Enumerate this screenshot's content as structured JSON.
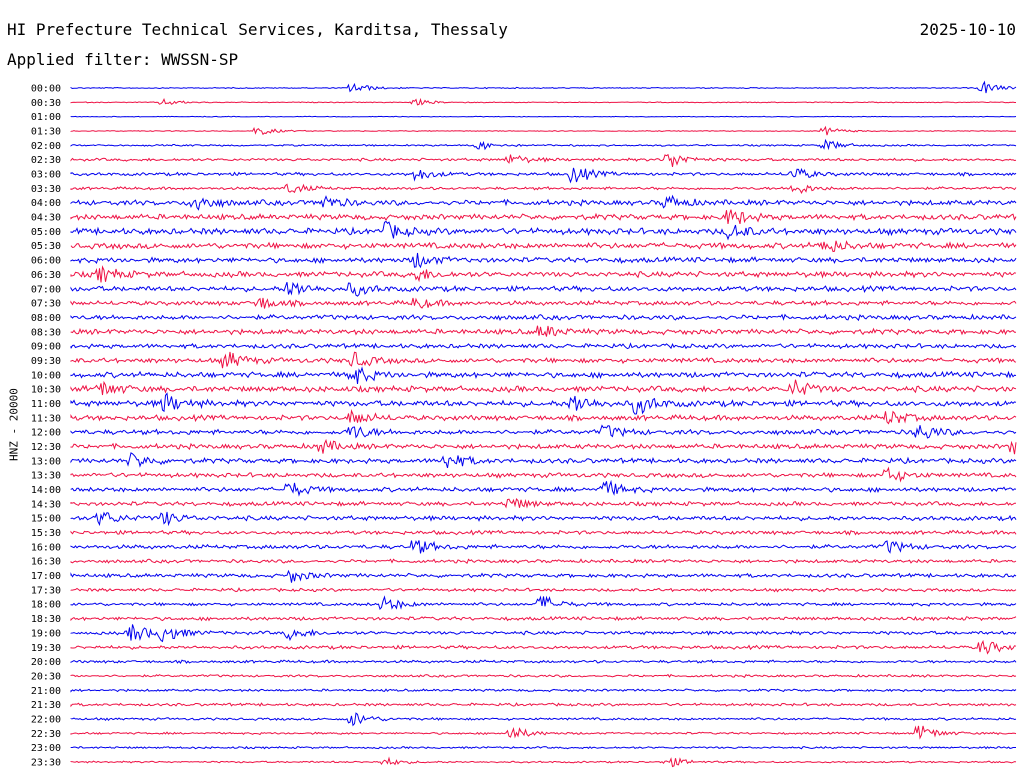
{
  "header": {
    "station": "HI Prefecture Technical Services, Karditsa, Thessaly",
    "date": "2025-10-10",
    "filter": "Applied filter: WWSSN-SP"
  },
  "chart_data": {
    "type": "helicorder",
    "channel_label": "HNZ - 20000",
    "row_labels": [
      "00:00",
      "00:30",
      "01:00",
      "01:30",
      "02:00",
      "02:30",
      "03:00",
      "03:30",
      "04:00",
      "04:30",
      "05:00",
      "05:30",
      "06:00",
      "06:30",
      "07:00",
      "07:30",
      "08:00",
      "08:30",
      "09:00",
      "09:30",
      "10:00",
      "10:30",
      "11:00",
      "11:30",
      "12:00",
      "12:30",
      "13:00",
      "13:30",
      "14:00",
      "14:30",
      "15:00",
      "15:30",
      "16:00",
      "16:30",
      "17:00",
      "17:30",
      "18:00",
      "18:30",
      "19:00",
      "19:30",
      "20:00",
      "20:30",
      "21:00",
      "21:30",
      "22:00",
      "22:30",
      "23:00",
      "23:30"
    ],
    "trace_colors": [
      "#0000ee",
      "#ee1144"
    ],
    "noise_amplitude": [
      0.6,
      0.5,
      0.4,
      0.5,
      1.0,
      1.6,
      1.8,
      1.6,
      3.0,
      3.2,
      3.6,
      3.4,
      3.0,
      3.2,
      3.0,
      2.6,
      2.8,
      3.0,
      2.6,
      2.8,
      3.2,
      3.4,
      3.4,
      3.0,
      2.8,
      2.8,
      2.8,
      2.6,
      2.6,
      2.4,
      2.6,
      2.2,
      2.4,
      2.0,
      2.2,
      1.8,
      1.8,
      2.0,
      2.0,
      2.0,
      1.6,
      1.4,
      1.4,
      1.6,
      1.4,
      1.2,
      1.2,
      1.0
    ],
    "events": [
      {
        "row": 0,
        "minute": 9,
        "amp": 5
      },
      {
        "row": 0,
        "minute": 29,
        "amp": 6
      },
      {
        "row": 1,
        "minute": 3,
        "amp": 3
      },
      {
        "row": 1,
        "minute": 11,
        "amp": 3
      },
      {
        "row": 3,
        "minute": 6,
        "amp": 4
      },
      {
        "row": 3,
        "minute": 24,
        "amp": 4
      },
      {
        "row": 4,
        "minute": 13,
        "amp": 4
      },
      {
        "row": 4,
        "minute": 24,
        "amp": 5
      },
      {
        "row": 5,
        "minute": 14,
        "amp": 5
      },
      {
        "row": 5,
        "minute": 19,
        "amp": 9
      },
      {
        "row": 6,
        "minute": 11,
        "amp": 6
      },
      {
        "row": 6,
        "minute": 16,
        "amp": 9
      },
      {
        "row": 6,
        "minute": 23,
        "amp": 6
      },
      {
        "row": 7,
        "minute": 7,
        "amp": 5
      },
      {
        "row": 7,
        "minute": 23,
        "amp": 6
      },
      {
        "row": 8,
        "minute": 4,
        "amp": 8
      },
      {
        "row": 8,
        "minute": 8,
        "amp": 7
      },
      {
        "row": 8,
        "minute": 19,
        "amp": 6
      },
      {
        "row": 9,
        "minute": 21,
        "amp": 8
      },
      {
        "row": 10,
        "minute": 10,
        "amp": 8
      },
      {
        "row": 10,
        "minute": 21,
        "amp": 7
      },
      {
        "row": 11,
        "minute": 24,
        "amp": 7
      },
      {
        "row": 12,
        "minute": 11,
        "amp": 7
      },
      {
        "row": 13,
        "minute": 1,
        "amp": 7
      },
      {
        "row": 13,
        "minute": 11,
        "amp": 6
      },
      {
        "row": 14,
        "minute": 7,
        "amp": 8
      },
      {
        "row": 14,
        "minute": 9,
        "amp": 6
      },
      {
        "row": 15,
        "minute": 6,
        "amp": 6
      },
      {
        "row": 15,
        "minute": 11,
        "amp": 5
      },
      {
        "row": 17,
        "minute": 15,
        "amp": 6
      },
      {
        "row": 19,
        "minute": 5,
        "amp": 8
      },
      {
        "row": 19,
        "minute": 9,
        "amp": 7
      },
      {
        "row": 20,
        "minute": 9,
        "amp": 9
      },
      {
        "row": 21,
        "minute": 1,
        "amp": 7
      },
      {
        "row": 21,
        "minute": 23,
        "amp": 8
      },
      {
        "row": 22,
        "minute": 3,
        "amp": 9
      },
      {
        "row": 22,
        "minute": 16,
        "amp": 9
      },
      {
        "row": 22,
        "minute": 18,
        "amp": 10
      },
      {
        "row": 23,
        "minute": 9,
        "amp": 7
      },
      {
        "row": 23,
        "minute": 26,
        "amp": 7
      },
      {
        "row": 24,
        "minute": 9,
        "amp": 7
      },
      {
        "row": 24,
        "minute": 17,
        "amp": 6
      },
      {
        "row": 24,
        "minute": 27,
        "amp": 8
      },
      {
        "row": 25,
        "minute": 8,
        "amp": 6
      },
      {
        "row": 25,
        "minute": 30,
        "amp": 7
      },
      {
        "row": 26,
        "minute": 2,
        "amp": 7
      },
      {
        "row": 26,
        "minute": 12,
        "amp": 8
      },
      {
        "row": 27,
        "minute": 26,
        "amp": 7
      },
      {
        "row": 28,
        "minute": 7,
        "amp": 7
      },
      {
        "row": 28,
        "minute": 17,
        "amp": 8
      },
      {
        "row": 29,
        "minute": 14,
        "amp": 6
      },
      {
        "row": 30,
        "minute": 1,
        "amp": 7
      },
      {
        "row": 30,
        "minute": 3,
        "amp": 6
      },
      {
        "row": 32,
        "minute": 11,
        "amp": 7
      },
      {
        "row": 32,
        "minute": 26,
        "amp": 6
      },
      {
        "row": 34,
        "minute": 7,
        "amp": 6
      },
      {
        "row": 36,
        "minute": 10,
        "amp": 7
      },
      {
        "row": 36,
        "minute": 15,
        "amp": 8
      },
      {
        "row": 38,
        "minute": 2,
        "amp": 9
      },
      {
        "row": 38,
        "minute": 3,
        "amp": 8
      },
      {
        "row": 38,
        "minute": 7,
        "amp": 6
      },
      {
        "row": 39,
        "minute": 29,
        "amp": 7
      },
      {
        "row": 44,
        "minute": 9,
        "amp": 7
      },
      {
        "row": 45,
        "minute": 14,
        "amp": 7
      },
      {
        "row": 45,
        "minute": 27,
        "amp": 8
      },
      {
        "row": 47,
        "minute": 10,
        "amp": 4
      },
      {
        "row": 47,
        "minute": 19,
        "amp": 5
      }
    ]
  }
}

Exercise directions: Set down the records in full and exactly. Do not carry over any image.

Exercise result:
Enumerate this screenshot's content as structured JSON.
{
  "header": {
    "station": "HI Prefecture Technical Services, Karditsa, Thessaly",
    "date": "2025-10-10",
    "filter": "Applied filter: WWSSN-SP"
  },
  "chart_data": {
    "type": "helicorder",
    "channel_label": "HNZ - 20000",
    "row_labels": [
      "00:00",
      "00:30",
      "01:00",
      "01:30",
      "02:00",
      "02:30",
      "03:00",
      "03:30",
      "04:00",
      "04:30",
      "05:00",
      "05:30",
      "06:00",
      "06:30",
      "07:00",
      "07:30",
      "08:00",
      "08:30",
      "09:00",
      "09:30",
      "10:00",
      "10:30",
      "11:00",
      "11:30",
      "12:00",
      "12:30",
      "13:00",
      "13:30",
      "14:00",
      "14:30",
      "15:00",
      "15:30",
      "16:00",
      "16:30",
      "17:00",
      "17:30",
      "18:00",
      "18:30",
      "19:00",
      "19:30",
      "20:00",
      "20:30",
      "21:00",
      "21:30",
      "22:00",
      "22:30",
      "23:00",
      "23:30"
    ],
    "trace_colors": [
      "#0000ee",
      "#ee1144"
    ],
    "noise_amplitude": [
      0.6,
      0.5,
      0.4,
      0.5,
      1.0,
      1.6,
      1.8,
      1.6,
      3.0,
      3.2,
      3.6,
      3.4,
      3.0,
      3.2,
      3.0,
      2.6,
      2.8,
      3.0,
      2.6,
      2.8,
      3.2,
      3.4,
      3.4,
      3.0,
      2.8,
      2.8,
      2.8,
      2.6,
      2.6,
      2.4,
      2.6,
      2.2,
      2.4,
      2.0,
      2.2,
      1.8,
      1.8,
      2.0,
      2.0,
      2.0,
      1.6,
      1.4,
      1.4,
      1.6,
      1.4,
      1.2,
      1.2,
      1.0
    ],
    "events": [
      {
        "row": 0,
        "minute": 9,
        "amp": 5
      },
      {
        "row": 0,
        "minute": 29,
        "amp": 6
      },
      {
        "row": 1,
        "minute": 3,
        "amp": 3
      },
      {
        "row": 1,
        "minute": 11,
        "amp": 3
      },
      {
        "row": 3,
        "minute": 6,
        "amp": 4
      },
      {
        "row": 3,
        "minute": 24,
        "amp": 4
      },
      {
        "row": 4,
        "minute": 13,
        "amp": 4
      },
      {
        "row": 4,
        "minute": 24,
        "amp": 5
      },
      {
        "row": 5,
        "minute": 14,
        "amp": 5
      },
      {
        "row": 5,
        "minute": 19,
        "amp": 9
      },
      {
        "row": 6,
        "minute": 11,
        "amp": 6
      },
      {
        "row": 6,
        "minute": 16,
        "amp": 9
      },
      {
        "row": 6,
        "minute": 23,
        "amp": 6
      },
      {
        "row": 7,
        "minute": 7,
        "amp": 5
      },
      {
        "row": 7,
        "minute": 23,
        "amp": 6
      },
      {
        "row": 8,
        "minute": 4,
        "amp": 8
      },
      {
        "row": 8,
        "minute": 8,
        "amp": 7
      },
      {
        "row": 8,
        "minute": 19,
        "amp": 6
      },
      {
        "row": 9,
        "minute": 21,
        "amp": 8
      },
      {
        "row": 10,
        "minute": 10,
        "amp": 8
      },
      {
        "row": 10,
        "minute": 21,
        "amp": 7
      },
      {
        "row": 11,
        "minute": 24,
        "amp": 7
      },
      {
        "row": 12,
        "minute": 11,
        "amp": 7
      },
      {
        "row": 13,
        "minute": 1,
        "amp": 7
      },
      {
        "row": 13,
        "minute": 11,
        "amp": 6
      },
      {
        "row": 14,
        "minute": 7,
        "amp": 8
      },
      {
        "row": 14,
        "minute": 9,
        "amp": 6
      },
      {
        "row": 15,
        "minute": 6,
        "amp": 6
      },
      {
        "row": 15,
        "minute": 11,
        "amp": 5
      },
      {
        "row": 17,
        "minute": 15,
        "amp": 6
      },
      {
        "row": 19,
        "minute": 5,
        "amp": 8
      },
      {
        "row": 19,
        "minute": 9,
        "amp": 7
      },
      {
        "row": 20,
        "minute": 9,
        "amp": 9
      },
      {
        "row": 21,
        "minute": 1,
        "amp": 7
      },
      {
        "row": 21,
        "minute": 23,
        "amp": 8
      },
      {
        "row": 22,
        "minute": 3,
        "amp": 9
      },
      {
        "row": 22,
        "minute": 16,
        "amp": 9
      },
      {
        "row": 22,
        "minute": 18,
        "amp": 10
      },
      {
        "row": 23,
        "minute": 9,
        "amp": 7
      },
      {
        "row": 23,
        "minute": 26,
        "amp": 7
      },
      {
        "row": 24,
        "minute": 9,
        "amp": 7
      },
      {
        "row": 24,
        "minute": 17,
        "amp": 6
      },
      {
        "row": 24,
        "minute": 27,
        "amp": 8
      },
      {
        "row": 25,
        "minute": 8,
        "amp": 6
      },
      {
        "row": 25,
        "minute": 30,
        "amp": 7
      },
      {
        "row": 26,
        "minute": 2,
        "amp": 7
      },
      {
        "row": 26,
        "minute": 12,
        "amp": 8
      },
      {
        "row": 27,
        "minute": 26,
        "amp": 7
      },
      {
        "row": 28,
        "minute": 7,
        "amp": 7
      },
      {
        "row": 28,
        "minute": 17,
        "amp": 8
      },
      {
        "row": 29,
        "minute": 14,
        "amp": 6
      },
      {
        "row": 30,
        "minute": 1,
        "amp": 7
      },
      {
        "row": 30,
        "minute": 3,
        "amp": 6
      },
      {
        "row": 32,
        "minute": 11,
        "amp": 7
      },
      {
        "row": 32,
        "minute": 26,
        "amp": 6
      },
      {
        "row": 34,
        "minute": 7,
        "amp": 6
      },
      {
        "row": 36,
        "minute": 10,
        "amp": 7
      },
      {
        "row": 36,
        "minute": 15,
        "amp": 8
      },
      {
        "row": 38,
        "minute": 2,
        "amp": 9
      },
      {
        "row": 38,
        "minute": 3,
        "amp": 8
      },
      {
        "row": 38,
        "minute": 7,
        "amp": 6
      },
      {
        "row": 39,
        "minute": 29,
        "amp": 7
      },
      {
        "row": 44,
        "minute": 9,
        "amp": 7
      },
      {
        "row": 45,
        "minute": 14,
        "amp": 7
      },
      {
        "row": 45,
        "minute": 27,
        "amp": 8
      },
      {
        "row": 47,
        "minute": 10,
        "amp": 4
      },
      {
        "row": 47,
        "minute": 19,
        "amp": 5
      }
    ]
  }
}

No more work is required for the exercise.